MATERIAL SUPPLIED |
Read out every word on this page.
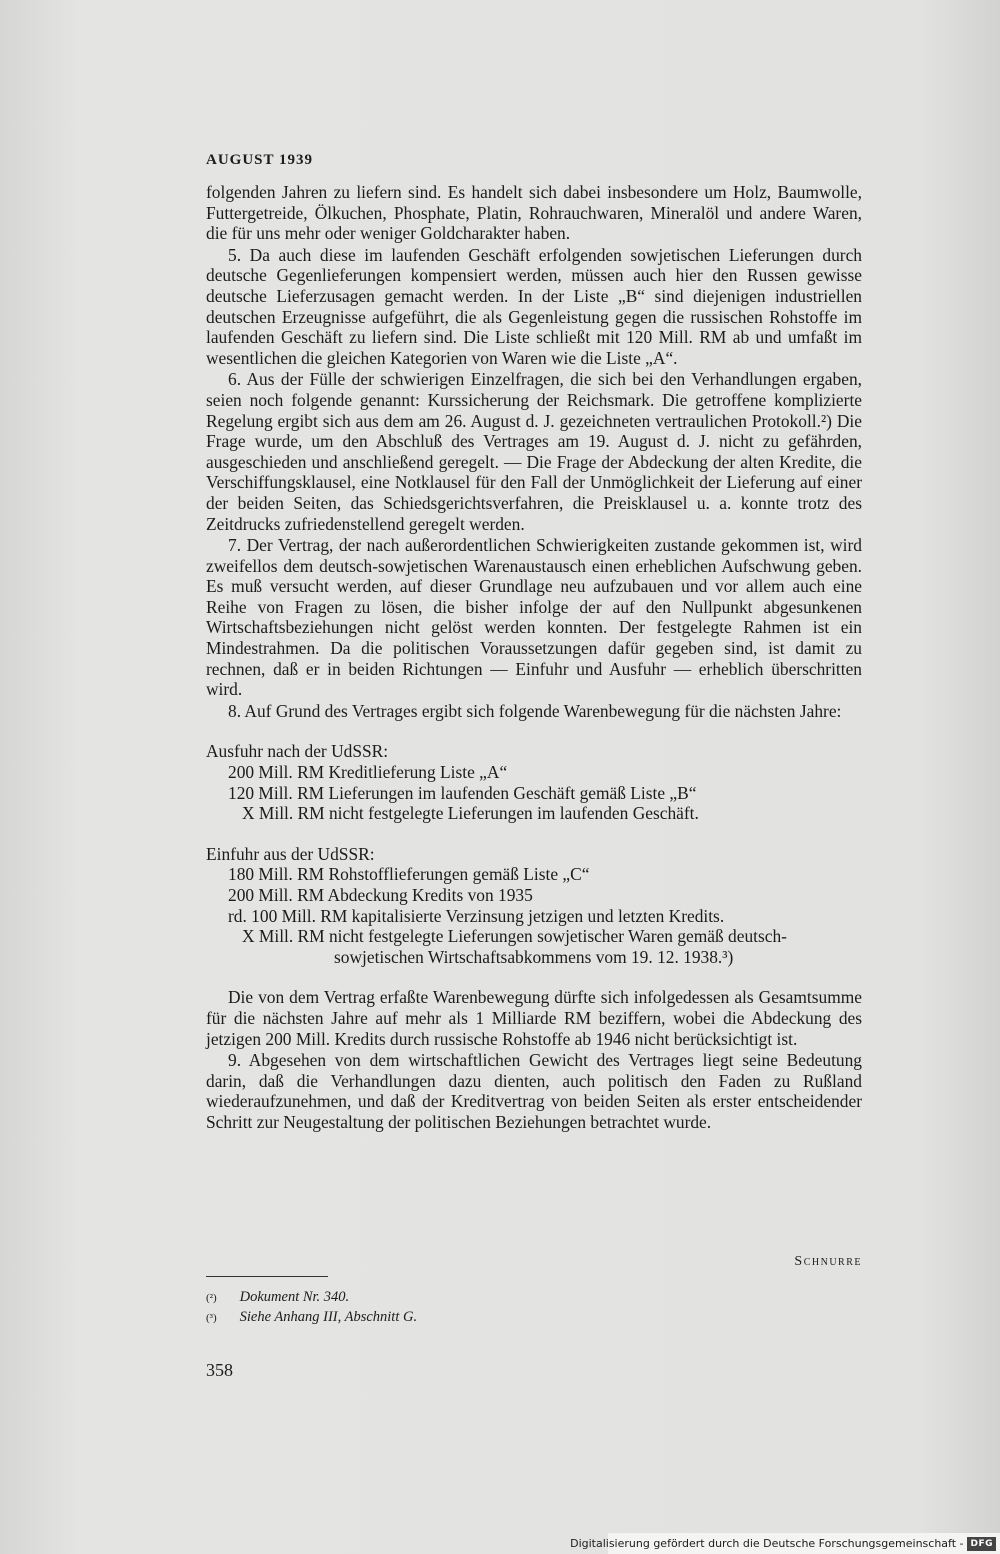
AUGUST 1939

folgenden Jahren zu liefern sind. Es handelt sich dabei insbesondere um Holz, Baumwolle, Futtergetreide, Ölkuchen, Phosphate, Platin, Rohrauchwaren, Mineralöl und andere Waren, die für uns mehr oder weniger Goldcharakter haben.

5. Da auch diese im laufenden Geschäft erfolgenden sowjetischen Lieferungen durch deutsche Gegenlieferungen kompensiert werden, müssen auch hier den Russen gewisse deutsche Lieferzusagen gemacht werden. In der Liste „B“ sind diejenigen industriellen deutschen Erzeugnisse aufgeführt, die als Gegenleistung gegen die russischen Rohstoffe im laufenden Geschäft zu liefern sind. Die Liste schließt mit 120 Mill. RM ab und umfaßt im wesentlichen die gleichen Kategorien von Waren wie die Liste „A“.

6. Aus der Fülle der schwierigen Einzelfragen, die sich bei den Verhandlungen ergaben, seien noch folgende genannt: Kurssicherung der Reichsmark. Die getroffene komplizierte Regelung ergibt sich aus dem am 26. August d. J. gezeichneten vertraulichen Protokoll.²) Die Frage wurde, um den Abschluß des Vertrages am 19. August d. J. nicht zu gefährden, ausgeschieden und anschließend geregelt. — Die Frage der Abdeckung der alten Kredite, die Verschiffungsklausel, eine Notklausel für den Fall der Unmöglichkeit der Lieferung auf einer der beiden Seiten, das Schiedsgerichtsverfahren, die Preisklausel u. a. konnte trotz des Zeitdrucks zufriedenstellend geregelt werden.

7. Der Vertrag, der nach außerordentlichen Schwierigkeiten zustande gekommen ist, wird zweifellos dem deutsch-sowjetischen Warenaustausch einen erheblichen Aufschwung geben. Es muß versucht werden, auf dieser Grundlage neu aufzubauen und vor allem auch eine Reihe von Fragen zu lösen, die bisher infolge der auf den Nullpunkt abgesunkenen Wirtschaftsbeziehungen nicht gelöst werden konnten. Der festgelegte Rahmen ist ein Mindestrahmen. Da die politischen Voraussetzungen dafür gegeben sind, ist damit zu rechnen, daß er in beiden Richtungen — Einfuhr und Ausfuhr — erheblich überschritten wird.

8. Auf Grund des Vertrages ergibt sich folgende Warenbewegung für die nächsten Jahre:

Ausfuhr nach der UdSSR:

200 Mill. RM Kreditlieferung Liste „A“

120 Mill. RM Lieferungen im laufenden Geschäft gemäß Liste „B“

X Mill. RM nicht festgelegte Lieferungen im laufenden Geschäft.

Einfuhr aus der UdSSR:

180 Mill. RM Rohstofflieferungen gemäß Liste „C“

200 Mill. RM Abdeckung Kredits von 1935

rd. 100 Mill. RM kapitalisierte Verzinsung jetzigen und letzten Kredits.

X Mill. RM nicht festgelegte Lieferungen sowjetischer Waren gemäß deutsch-

sowjetischen Wirtschaftsabkommens vom 19. 12. 1938.³)

Die von dem Vertrag erfaßte Warenbewegung dürfte sich infolgedessen als Gesamtsumme für die nächsten Jahre auf mehr als 1 Milliarde RM beziffern, wobei die Abdeckung des jetzigen 200 Mill. Kredits durch russische Rohstoffe ab 1946 nicht berücksichtigt ist.

9. Abgesehen von dem wirtschaftlichen Gewicht des Vertrages liegt seine Bedeutung darin, daß die Verhandlungen dazu dienten, auch politisch den Faden zu Rußland wiederaufzunehmen, und daß der Kreditvertrag von beiden Seiten als erster entscheidender Schritt zur Neugestaltung der politischen Beziehungen betrachtet wurde.

Schnurre

(²) Dokument Nr. 340.

(³) Siehe Anhang III, Abschnitt G.

358
Digitalisierung gefördert durch die Deutsche Forschungsgemeinschaft - DFG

PROBLEM REQUIREMENTS | Go through the listing above and quote it exactly, apart from its images.

FINAL RESULT |
Read out every word on this page.
AUGUST 1939

folgenden Jahren zu liefern sind. Es handelt sich dabei insbesondere um Holz, Baumwolle, Futtergetreide, Ölkuchen, Phosphate, Platin, Rohrauchwaren, Mineralöl und andere Waren, die für uns mehr oder weniger Goldcharakter haben.

5. Da auch diese im laufenden Geschäft erfolgenden sowjetischen Lieferungen durch deutsche Gegenlieferungen kompensiert werden, müssen auch hier den Russen gewisse deutsche Lieferzusagen gemacht werden. In der Liste „B“ sind diejenigen industriellen deutschen Erzeugnisse aufgeführt, die als Gegenleistung gegen die russischen Rohstoffe im laufenden Geschäft zu liefern sind. Die Liste schließt mit 120 Mill. RM ab und umfaßt im wesentlichen die gleichen Kategorien von Waren wie die Liste „A“.

6. Aus der Fülle der schwierigen Einzelfragen, die sich bei den Verhandlungen ergaben, seien noch folgende genannt: Kurssicherung der Reichsmark. Die getroffene komplizierte Regelung ergibt sich aus dem am 26. August d. J. gezeichneten vertraulichen Protokoll.²) Die Frage wurde, um den Abschluß des Vertrages am 19. August d. J. nicht zu gefährden, ausgeschieden und anschließend geregelt. — Die Frage der Abdeckung der alten Kredite, die Verschiffungsklausel, eine Notklausel für den Fall der Unmöglichkeit der Lieferung auf einer der beiden Seiten, das Schiedsgerichtsverfahren, die Preisklausel u. a. konnte trotz des Zeitdrucks zufriedenstellend geregelt werden.

7. Der Vertrag, der nach außerordentlichen Schwierigkeiten zustande gekommen ist, wird zweifellos dem deutsch-sowjetischen Warenaustausch einen erheblichen Aufschwung geben. Es muß versucht werden, auf dieser Grundlage neu aufzubauen und vor allem auch eine Reihe von Fragen zu lösen, die bisher infolge der auf den Nullpunkt abgesunkenen Wirtschaftsbeziehungen nicht gelöst werden konnten. Der festgelegte Rahmen ist ein Mindestrahmen. Da die politischen Voraussetzungen dafür gegeben sind, ist damit zu rechnen, daß er in beiden Richtungen — Einfuhr und Ausfuhr — erheblich überschritten wird.

8. Auf Grund des Vertrages ergibt sich folgende Warenbewegung für die nächsten Jahre:

Ausfuhr nach der UdSSR:

200 Mill. RM Kreditlieferung Liste „A“

120 Mill. RM Lieferungen im laufenden Geschäft gemäß Liste „B“

X Mill. RM nicht festgelegte Lieferungen im laufenden Geschäft.

Einfuhr aus der UdSSR:

180 Mill. RM Rohstofflieferungen gemäß Liste „C“

200 Mill. RM Abdeckung Kredits von 1935

rd. 100 Mill. RM kapitalisierte Verzinsung jetzigen und letzten Kredits.

X Mill. RM nicht festgelegte Lieferungen sowjetischer Waren gemäß deutsch-

sowjetischen Wirtschaftsabkommens vom 19. 12. 1938.³)

Die von dem Vertrag erfaßte Warenbewegung dürfte sich infolgedessen als Gesamtsumme für die nächsten Jahre auf mehr als 1 Milliarde RM beziffern, wobei die Abdeckung des jetzigen 200 Mill. Kredits durch russische Rohstoffe ab 1946 nicht berücksichtigt ist.

9. Abgesehen von dem wirtschaftlichen Gewicht des Vertrages liegt seine Bedeutung darin, daß die Verhandlungen dazu dienten, auch politisch den Faden zu Rußland wiederaufzunehmen, und daß der Kreditvertrag von beiden Seiten als erster entscheidender Schritt zur Neugestaltung der politischen Beziehungen betrachtet wurde.

Schnurre

(²) Dokument Nr. 340.

(³) Siehe Anhang III, Abschnitt G.

358
Digitalisierung gefördert durch die Deutsche Forschungsgemeinschaft - DFG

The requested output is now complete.